Given passage:
------

Helen Nickum, who worked 18 years as a secretary for Amalgamated Transit Union (ATU) Local 757, died March 29 at the age of 87.
Nickum was born to a union family in Portland in 1928. Her father was a union ironworker who built bridges and dams, and her uncle, Earl “Big Mac” McLenahan, was a Painters Union business agent. After graduating from Jefferson High School in 1945, Nickum got a job in the Portland shipyard as a secretary for the son of local ship and steel magnate Henry Kaiser.
She remained a secretary all her life, though the requirements changed over the course of 61 years. From dictation and ditto machines to faxes and photocopiers, she stuck with the profession, learning over a dozen word processing programs dating from the dawn of the personal computer. She studied business and mathematics at University of Oregon in the late 1940s, and later earned a bachelor’s degree in secretarial science at Oregon State College in 1950.

------

Extracted records:
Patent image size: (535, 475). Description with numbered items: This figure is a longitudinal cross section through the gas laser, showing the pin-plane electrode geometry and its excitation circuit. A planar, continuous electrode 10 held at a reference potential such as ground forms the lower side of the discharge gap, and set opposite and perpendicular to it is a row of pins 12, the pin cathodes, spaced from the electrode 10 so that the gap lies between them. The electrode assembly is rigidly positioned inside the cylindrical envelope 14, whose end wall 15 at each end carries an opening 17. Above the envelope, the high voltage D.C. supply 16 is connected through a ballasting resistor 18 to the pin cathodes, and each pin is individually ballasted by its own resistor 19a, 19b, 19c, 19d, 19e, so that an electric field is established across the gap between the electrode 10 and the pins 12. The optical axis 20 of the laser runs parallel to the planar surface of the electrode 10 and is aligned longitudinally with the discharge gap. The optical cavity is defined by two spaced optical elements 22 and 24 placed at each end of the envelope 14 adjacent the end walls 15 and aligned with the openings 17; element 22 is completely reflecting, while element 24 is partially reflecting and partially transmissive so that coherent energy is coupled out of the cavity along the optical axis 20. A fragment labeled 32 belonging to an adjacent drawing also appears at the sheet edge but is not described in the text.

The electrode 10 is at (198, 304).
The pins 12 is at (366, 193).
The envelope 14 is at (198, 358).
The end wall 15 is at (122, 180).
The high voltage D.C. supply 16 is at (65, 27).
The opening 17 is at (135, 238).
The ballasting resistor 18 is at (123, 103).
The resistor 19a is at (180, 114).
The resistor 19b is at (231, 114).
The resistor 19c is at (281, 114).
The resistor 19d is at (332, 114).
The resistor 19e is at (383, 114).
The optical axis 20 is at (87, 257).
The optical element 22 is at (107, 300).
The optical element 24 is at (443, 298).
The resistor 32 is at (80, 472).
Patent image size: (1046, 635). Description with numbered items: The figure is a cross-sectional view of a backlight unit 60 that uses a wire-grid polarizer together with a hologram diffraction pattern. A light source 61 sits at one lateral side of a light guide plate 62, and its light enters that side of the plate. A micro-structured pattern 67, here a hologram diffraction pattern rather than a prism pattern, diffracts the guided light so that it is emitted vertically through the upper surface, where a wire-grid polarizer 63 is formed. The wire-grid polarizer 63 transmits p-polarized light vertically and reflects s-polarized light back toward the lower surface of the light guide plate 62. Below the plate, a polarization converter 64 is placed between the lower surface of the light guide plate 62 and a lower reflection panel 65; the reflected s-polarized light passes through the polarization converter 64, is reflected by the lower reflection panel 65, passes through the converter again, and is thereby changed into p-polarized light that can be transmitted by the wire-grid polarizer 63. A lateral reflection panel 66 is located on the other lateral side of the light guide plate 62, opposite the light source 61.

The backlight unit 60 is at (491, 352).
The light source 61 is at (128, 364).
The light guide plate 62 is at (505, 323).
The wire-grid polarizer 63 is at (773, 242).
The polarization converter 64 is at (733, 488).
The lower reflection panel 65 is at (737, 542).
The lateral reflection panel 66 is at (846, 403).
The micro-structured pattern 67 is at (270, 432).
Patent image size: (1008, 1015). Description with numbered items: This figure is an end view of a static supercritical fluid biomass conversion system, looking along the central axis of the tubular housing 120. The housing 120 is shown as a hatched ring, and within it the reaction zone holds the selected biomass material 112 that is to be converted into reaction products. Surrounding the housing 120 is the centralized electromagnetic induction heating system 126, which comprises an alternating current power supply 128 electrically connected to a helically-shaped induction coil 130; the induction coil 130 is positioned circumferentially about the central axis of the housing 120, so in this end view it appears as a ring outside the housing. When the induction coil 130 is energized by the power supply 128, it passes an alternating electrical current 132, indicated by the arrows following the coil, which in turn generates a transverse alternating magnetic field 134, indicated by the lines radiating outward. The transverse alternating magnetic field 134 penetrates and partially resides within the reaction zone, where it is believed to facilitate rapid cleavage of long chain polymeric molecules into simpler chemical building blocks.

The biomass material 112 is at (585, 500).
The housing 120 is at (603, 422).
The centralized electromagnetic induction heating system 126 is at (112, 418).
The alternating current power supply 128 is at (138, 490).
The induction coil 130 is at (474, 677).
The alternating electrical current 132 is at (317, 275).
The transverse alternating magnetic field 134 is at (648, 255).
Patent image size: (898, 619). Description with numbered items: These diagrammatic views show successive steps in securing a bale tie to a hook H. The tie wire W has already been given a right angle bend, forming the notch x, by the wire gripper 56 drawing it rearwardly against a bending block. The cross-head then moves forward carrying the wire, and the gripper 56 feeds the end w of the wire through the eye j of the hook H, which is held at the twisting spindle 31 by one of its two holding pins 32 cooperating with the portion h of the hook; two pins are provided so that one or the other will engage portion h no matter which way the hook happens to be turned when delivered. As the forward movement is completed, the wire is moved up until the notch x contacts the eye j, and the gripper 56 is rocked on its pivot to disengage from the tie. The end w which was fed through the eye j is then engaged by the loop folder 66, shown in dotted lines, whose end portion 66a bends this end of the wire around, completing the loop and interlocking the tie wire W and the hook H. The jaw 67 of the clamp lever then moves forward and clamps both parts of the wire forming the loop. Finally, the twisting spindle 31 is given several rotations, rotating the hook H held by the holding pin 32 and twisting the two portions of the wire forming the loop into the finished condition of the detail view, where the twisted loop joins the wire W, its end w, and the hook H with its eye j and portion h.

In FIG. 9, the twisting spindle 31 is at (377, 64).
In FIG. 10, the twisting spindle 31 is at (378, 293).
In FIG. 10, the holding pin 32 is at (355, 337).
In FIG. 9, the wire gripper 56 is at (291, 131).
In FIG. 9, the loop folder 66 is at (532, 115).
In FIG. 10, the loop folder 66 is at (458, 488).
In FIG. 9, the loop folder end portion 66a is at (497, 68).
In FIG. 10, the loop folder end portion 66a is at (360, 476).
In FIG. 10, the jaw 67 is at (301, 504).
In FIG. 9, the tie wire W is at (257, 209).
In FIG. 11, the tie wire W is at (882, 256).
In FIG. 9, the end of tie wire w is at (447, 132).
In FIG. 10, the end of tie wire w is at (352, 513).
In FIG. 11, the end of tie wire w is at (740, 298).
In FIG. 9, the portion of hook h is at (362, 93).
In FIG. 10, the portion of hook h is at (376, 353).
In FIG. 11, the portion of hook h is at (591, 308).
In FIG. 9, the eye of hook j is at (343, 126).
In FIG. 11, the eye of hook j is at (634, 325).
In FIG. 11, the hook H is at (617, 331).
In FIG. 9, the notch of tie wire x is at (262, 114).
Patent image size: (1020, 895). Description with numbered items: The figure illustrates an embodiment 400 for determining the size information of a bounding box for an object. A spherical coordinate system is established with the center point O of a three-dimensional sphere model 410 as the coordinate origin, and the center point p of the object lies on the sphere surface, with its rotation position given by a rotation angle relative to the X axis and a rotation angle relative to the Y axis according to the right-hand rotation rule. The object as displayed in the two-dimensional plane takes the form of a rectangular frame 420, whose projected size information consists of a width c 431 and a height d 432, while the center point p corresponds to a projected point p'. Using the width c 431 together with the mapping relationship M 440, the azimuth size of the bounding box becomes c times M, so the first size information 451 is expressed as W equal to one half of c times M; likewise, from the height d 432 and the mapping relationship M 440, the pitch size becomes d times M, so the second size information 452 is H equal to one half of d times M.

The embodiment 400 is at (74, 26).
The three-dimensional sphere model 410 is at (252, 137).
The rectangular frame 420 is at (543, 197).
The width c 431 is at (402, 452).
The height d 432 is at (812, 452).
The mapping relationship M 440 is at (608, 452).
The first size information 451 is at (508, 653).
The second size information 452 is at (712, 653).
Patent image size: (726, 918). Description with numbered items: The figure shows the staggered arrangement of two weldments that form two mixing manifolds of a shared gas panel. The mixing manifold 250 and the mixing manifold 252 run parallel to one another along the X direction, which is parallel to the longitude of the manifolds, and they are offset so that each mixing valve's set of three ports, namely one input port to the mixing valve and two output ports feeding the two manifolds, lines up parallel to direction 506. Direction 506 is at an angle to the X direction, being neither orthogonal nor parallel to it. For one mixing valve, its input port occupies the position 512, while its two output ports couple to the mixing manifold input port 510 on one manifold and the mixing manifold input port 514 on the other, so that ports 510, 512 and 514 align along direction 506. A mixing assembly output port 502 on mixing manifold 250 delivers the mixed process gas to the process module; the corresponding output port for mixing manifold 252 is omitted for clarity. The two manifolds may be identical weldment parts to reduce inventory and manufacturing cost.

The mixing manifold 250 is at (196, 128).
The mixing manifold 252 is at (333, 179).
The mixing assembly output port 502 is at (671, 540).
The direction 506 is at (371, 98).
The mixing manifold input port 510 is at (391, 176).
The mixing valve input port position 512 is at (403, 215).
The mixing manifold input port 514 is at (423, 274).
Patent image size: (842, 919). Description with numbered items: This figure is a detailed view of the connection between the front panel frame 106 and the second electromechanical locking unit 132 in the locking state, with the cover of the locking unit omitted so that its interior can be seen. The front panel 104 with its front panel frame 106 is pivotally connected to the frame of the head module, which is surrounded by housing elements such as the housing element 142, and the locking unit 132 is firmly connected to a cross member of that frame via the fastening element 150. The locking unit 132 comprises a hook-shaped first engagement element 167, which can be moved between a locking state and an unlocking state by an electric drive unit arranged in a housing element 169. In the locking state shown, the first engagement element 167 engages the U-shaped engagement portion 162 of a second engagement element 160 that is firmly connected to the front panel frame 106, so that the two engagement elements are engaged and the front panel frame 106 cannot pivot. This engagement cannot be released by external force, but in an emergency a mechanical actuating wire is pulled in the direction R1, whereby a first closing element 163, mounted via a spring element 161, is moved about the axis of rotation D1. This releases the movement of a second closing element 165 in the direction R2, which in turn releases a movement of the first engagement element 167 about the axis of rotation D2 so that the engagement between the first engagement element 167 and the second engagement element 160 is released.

------

Tasks to complete:
[1] Based on the obituary of Helen Nickum, decide whether each statement agrees with it. Answer yes or no for each, and quote the words that decide it.
(a) Nickum's father was a union ironworker.
(b) Nickum graduated from Jefferson High School in 1948.
(c) Nickum earned her bachelor's degree at the University of Oregon.
[2] According to the obituary of Helen Nickum, which union employed her uncle as a business agent?
[3] List every school that the obituary of Helen Nickum says she attended.

Exercise responses:
[1]
(a) Yes: "Her father was a union ironworker who built bridges and dams"
(b) No: "After graduating from Jefferson High School in 1945"
(c) No: "later earned a bachelor’s degree in secretarial science at Oregon State College in 1950"

[2] The Painters Union employed her uncle, Earl "Big Mac" McLenahan, as a business agent.

[3]
- Jefferson High School
- University of Oregon
- Oregon State College